Problem to solve: Write out each record again exactly as it stands.

Exercise materials:
## Start
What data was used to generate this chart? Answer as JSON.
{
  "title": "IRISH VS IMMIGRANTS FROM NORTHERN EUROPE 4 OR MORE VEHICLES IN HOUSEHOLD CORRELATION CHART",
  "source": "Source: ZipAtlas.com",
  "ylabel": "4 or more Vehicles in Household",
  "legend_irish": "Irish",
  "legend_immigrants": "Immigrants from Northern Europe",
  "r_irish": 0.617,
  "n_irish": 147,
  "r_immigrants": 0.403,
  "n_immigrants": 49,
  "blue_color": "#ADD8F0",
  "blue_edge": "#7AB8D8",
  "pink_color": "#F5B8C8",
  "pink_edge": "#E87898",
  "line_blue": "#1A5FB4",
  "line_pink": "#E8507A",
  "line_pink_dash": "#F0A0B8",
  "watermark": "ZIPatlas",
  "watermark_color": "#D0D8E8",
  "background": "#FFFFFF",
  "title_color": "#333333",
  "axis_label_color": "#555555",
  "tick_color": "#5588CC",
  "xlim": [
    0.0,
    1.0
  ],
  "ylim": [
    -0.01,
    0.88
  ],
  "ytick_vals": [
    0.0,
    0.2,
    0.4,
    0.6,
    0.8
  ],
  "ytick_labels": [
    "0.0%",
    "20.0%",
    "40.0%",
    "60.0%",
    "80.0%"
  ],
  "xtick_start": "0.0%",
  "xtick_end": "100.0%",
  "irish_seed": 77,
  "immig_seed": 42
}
## End
Expected output:
What data was used to generate this chart? Answer as JSON.
{
  "title": "IRISH VS IMMIGRANTS FROM NORTHERN EUROPE 4 OR MORE VEHICLES IN HOUSEHOLD CORRELATION CHART",
  "source": "Source: ZipAtlas.com",
  "ylabel": "4 or more Vehicles in Household",
  "legend_irish": "Irish",
  "legend_immigrants": "Immigrants from Northern Europe",
  "r_irish": 0.617,
  "n_irish": 147,
  "r_immigrants": 0.403,
  "n_immigrants": 49,
  "blue_color": "#ADD8F0",
  "blue_edge": "#7AB8D8",
  "pink_color": "#F5B8C8",
  "pink_edge": "#E87898",
  "line_blue": "#1A5FB4",
  "line_pink": "#E8507A",
  "line_pink_dash": "#F0A0B8",
  "watermark": "ZIPatlas",
  "watermark_color": "#D0D8E8",
  "background": "#FFFFFF",
  "title_color": "#333333",
  "axis_label_color": "#555555",
  "tick_color": "#5588CC",
  "xlim": [
    0.0,
    1.0
  ],
  "ylim": [
    -0.01,
    0.88
  ],
  "ytick_vals": [
    0.0,
    0.2,
    0.4,
    0.6,
    0.8
  ],
  "ytick_labels": [
    "0.0%",
    "20.0%",
    "40.0%",
    "60.0%",
    "80.0%"
  ],
  "xtick_start": "0.0%",
  "xtick_end": "100.0%",
  "irish_seed": 77,
  "immig_seed": 42
}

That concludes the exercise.